> WHAT IS REQUIRED: Below are entries; tally how many lines hold the string "Montant" and answer with only that figure.

━━━

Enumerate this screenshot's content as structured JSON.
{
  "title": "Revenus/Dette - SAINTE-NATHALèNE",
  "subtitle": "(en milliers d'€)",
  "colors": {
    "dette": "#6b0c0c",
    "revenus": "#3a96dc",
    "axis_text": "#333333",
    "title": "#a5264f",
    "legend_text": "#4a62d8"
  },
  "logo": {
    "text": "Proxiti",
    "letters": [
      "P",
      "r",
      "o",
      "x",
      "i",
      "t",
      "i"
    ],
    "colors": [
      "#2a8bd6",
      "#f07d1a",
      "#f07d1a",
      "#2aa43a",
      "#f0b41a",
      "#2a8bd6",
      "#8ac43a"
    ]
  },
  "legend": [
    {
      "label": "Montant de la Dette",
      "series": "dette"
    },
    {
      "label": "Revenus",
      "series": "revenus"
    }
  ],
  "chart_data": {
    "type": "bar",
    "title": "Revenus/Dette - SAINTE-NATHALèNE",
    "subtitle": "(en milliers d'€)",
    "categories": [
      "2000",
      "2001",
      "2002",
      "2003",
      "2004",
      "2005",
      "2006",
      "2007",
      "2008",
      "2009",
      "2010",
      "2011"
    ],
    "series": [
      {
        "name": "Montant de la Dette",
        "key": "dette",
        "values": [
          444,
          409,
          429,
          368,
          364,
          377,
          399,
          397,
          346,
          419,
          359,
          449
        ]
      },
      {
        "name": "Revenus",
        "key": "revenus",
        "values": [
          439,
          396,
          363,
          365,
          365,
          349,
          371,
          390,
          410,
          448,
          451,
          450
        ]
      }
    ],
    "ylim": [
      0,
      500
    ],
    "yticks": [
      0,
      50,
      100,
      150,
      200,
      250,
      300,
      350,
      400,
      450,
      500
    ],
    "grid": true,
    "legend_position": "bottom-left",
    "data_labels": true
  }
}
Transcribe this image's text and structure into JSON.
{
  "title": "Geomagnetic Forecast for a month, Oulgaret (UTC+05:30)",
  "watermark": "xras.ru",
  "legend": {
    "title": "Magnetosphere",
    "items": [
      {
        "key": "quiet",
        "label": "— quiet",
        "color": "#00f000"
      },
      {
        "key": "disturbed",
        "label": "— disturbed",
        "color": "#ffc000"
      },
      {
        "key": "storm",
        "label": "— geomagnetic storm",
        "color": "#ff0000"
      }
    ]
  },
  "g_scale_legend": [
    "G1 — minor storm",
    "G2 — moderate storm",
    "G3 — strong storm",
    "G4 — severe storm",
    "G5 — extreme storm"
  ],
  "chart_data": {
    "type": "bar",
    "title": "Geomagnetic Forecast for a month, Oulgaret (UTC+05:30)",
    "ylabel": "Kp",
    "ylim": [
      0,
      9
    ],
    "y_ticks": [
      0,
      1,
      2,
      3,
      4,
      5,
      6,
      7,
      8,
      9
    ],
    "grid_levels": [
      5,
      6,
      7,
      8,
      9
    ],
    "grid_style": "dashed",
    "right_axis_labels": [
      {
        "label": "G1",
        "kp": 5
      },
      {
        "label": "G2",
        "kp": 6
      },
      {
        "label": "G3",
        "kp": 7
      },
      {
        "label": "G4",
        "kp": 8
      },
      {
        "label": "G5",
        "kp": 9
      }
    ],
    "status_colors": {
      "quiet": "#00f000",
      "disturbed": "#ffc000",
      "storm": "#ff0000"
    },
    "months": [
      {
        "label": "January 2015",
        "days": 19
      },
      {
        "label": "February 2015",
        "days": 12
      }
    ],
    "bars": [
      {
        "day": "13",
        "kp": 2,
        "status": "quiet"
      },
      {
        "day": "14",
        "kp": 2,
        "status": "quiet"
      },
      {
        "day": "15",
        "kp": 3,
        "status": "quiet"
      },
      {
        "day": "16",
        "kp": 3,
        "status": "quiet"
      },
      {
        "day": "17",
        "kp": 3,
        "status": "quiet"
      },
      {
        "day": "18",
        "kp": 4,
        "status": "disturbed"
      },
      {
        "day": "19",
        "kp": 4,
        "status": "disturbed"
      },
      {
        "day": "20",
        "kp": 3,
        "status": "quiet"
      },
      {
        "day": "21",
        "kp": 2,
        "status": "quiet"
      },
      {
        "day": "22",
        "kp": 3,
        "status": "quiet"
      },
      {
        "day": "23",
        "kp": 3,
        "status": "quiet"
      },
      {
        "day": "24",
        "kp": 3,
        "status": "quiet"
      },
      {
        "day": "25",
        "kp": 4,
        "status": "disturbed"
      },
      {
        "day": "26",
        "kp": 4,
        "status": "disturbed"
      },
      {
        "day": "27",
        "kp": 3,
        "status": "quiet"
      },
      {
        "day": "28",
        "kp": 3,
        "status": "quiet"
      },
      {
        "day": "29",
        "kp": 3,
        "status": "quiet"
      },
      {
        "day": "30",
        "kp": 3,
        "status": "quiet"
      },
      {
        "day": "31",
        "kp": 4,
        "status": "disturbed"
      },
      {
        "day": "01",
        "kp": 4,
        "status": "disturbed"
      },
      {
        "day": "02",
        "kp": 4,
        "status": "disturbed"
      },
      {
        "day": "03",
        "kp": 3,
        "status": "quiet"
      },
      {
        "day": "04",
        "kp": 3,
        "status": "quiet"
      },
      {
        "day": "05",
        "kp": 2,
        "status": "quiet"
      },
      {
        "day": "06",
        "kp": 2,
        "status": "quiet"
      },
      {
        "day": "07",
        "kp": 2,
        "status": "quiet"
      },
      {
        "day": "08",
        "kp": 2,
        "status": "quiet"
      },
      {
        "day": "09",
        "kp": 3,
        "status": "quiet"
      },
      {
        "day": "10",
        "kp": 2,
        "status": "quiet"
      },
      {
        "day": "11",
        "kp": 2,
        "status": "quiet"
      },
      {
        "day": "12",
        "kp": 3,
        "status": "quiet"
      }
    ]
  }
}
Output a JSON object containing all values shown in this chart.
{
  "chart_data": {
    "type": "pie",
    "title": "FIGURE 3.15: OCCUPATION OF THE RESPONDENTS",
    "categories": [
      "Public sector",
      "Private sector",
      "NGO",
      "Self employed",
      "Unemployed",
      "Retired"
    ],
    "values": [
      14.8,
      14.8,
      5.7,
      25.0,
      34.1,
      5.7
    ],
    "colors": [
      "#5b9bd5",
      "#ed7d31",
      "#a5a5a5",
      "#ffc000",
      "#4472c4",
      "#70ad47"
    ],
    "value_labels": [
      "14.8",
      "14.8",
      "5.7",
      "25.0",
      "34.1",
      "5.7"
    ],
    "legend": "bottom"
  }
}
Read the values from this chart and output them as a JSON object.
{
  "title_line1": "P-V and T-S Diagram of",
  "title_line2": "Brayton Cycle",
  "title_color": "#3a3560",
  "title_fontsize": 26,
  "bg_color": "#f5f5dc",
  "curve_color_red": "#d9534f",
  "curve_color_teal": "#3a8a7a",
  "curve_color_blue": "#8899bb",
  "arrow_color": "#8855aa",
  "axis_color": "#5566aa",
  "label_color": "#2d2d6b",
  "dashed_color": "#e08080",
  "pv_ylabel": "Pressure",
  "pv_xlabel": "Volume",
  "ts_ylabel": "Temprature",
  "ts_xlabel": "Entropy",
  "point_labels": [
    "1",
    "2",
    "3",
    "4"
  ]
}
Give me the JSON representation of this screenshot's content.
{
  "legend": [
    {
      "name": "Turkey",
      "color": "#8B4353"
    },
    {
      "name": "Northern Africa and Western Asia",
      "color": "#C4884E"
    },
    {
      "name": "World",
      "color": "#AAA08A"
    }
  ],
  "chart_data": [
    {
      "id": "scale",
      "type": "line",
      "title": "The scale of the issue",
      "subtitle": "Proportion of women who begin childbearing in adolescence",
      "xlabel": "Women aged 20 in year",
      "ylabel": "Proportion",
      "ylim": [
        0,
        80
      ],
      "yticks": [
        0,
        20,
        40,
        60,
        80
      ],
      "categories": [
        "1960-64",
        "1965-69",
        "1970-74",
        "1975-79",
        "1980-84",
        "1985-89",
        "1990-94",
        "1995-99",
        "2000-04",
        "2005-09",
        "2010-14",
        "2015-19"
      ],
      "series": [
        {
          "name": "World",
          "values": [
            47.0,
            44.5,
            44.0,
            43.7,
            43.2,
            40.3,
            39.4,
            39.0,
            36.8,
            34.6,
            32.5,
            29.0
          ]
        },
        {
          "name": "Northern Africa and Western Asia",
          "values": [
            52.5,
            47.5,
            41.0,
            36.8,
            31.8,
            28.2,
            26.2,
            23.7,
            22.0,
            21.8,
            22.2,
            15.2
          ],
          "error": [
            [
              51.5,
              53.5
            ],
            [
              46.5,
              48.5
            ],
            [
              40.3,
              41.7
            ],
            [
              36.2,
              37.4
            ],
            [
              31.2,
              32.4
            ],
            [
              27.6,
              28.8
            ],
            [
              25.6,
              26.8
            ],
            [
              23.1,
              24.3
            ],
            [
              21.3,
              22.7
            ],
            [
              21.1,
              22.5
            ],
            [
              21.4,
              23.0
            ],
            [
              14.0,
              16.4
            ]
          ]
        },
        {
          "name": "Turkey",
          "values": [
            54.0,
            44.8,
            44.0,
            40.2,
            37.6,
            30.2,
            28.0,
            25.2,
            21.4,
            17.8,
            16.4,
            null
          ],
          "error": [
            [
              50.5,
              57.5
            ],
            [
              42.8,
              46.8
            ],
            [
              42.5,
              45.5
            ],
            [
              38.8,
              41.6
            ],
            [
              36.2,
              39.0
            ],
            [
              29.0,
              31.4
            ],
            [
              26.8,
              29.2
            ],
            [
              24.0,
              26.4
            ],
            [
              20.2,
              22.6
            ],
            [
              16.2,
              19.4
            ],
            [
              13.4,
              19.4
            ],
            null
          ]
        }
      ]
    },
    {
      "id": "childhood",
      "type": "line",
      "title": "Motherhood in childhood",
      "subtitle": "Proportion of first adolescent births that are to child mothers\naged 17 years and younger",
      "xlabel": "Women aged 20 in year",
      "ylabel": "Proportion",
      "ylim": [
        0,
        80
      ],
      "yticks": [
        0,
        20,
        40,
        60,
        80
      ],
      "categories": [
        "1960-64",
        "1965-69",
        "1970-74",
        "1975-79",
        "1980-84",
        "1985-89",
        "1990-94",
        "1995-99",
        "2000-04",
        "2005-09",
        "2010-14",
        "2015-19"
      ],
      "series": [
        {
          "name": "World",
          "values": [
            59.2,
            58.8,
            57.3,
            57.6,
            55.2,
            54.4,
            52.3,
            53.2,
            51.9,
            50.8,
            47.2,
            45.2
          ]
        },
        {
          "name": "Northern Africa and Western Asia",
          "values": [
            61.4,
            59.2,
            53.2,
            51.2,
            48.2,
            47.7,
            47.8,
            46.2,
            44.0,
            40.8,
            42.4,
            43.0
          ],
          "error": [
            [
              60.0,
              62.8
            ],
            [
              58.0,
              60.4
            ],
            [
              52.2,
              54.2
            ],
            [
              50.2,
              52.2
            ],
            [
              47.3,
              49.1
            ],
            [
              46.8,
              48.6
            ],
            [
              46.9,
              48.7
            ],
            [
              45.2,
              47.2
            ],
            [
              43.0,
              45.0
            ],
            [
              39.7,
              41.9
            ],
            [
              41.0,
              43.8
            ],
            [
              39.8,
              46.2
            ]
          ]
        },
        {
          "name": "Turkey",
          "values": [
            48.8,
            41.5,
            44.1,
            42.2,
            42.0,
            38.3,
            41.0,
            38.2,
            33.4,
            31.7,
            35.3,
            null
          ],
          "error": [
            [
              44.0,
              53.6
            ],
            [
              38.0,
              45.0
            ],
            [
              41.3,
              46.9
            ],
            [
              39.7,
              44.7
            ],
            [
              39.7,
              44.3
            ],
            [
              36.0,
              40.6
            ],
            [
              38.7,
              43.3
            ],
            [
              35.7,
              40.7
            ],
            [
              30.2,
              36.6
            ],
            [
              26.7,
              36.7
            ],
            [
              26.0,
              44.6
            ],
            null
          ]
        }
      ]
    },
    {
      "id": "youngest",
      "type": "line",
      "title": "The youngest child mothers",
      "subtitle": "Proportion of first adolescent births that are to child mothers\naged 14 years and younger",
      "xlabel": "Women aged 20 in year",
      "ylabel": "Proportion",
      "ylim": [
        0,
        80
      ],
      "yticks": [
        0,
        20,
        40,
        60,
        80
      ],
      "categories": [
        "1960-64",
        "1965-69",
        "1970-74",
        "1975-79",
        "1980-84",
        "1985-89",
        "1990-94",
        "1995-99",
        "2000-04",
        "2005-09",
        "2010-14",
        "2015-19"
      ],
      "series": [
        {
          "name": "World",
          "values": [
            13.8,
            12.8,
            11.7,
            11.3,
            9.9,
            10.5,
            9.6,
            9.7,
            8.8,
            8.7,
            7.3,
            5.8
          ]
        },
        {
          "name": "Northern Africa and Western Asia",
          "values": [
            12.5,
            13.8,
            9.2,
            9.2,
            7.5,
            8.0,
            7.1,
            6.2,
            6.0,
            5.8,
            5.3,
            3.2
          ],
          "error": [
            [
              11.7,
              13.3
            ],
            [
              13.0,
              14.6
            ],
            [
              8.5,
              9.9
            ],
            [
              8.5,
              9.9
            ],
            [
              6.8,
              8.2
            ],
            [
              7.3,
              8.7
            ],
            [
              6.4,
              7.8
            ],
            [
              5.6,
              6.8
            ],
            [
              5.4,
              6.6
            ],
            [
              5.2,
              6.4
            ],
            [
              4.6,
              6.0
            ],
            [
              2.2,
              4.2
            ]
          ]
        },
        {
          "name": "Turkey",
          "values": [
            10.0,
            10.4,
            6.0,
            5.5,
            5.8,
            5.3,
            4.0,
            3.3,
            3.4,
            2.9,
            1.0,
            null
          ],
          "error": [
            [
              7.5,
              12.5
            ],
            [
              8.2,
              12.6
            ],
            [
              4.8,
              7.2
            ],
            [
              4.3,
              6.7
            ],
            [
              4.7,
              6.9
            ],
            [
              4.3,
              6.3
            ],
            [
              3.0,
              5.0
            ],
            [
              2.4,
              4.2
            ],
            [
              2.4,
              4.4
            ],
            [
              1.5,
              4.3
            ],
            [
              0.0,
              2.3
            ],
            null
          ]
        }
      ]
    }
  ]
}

━━━

> FINAL RESULT: 2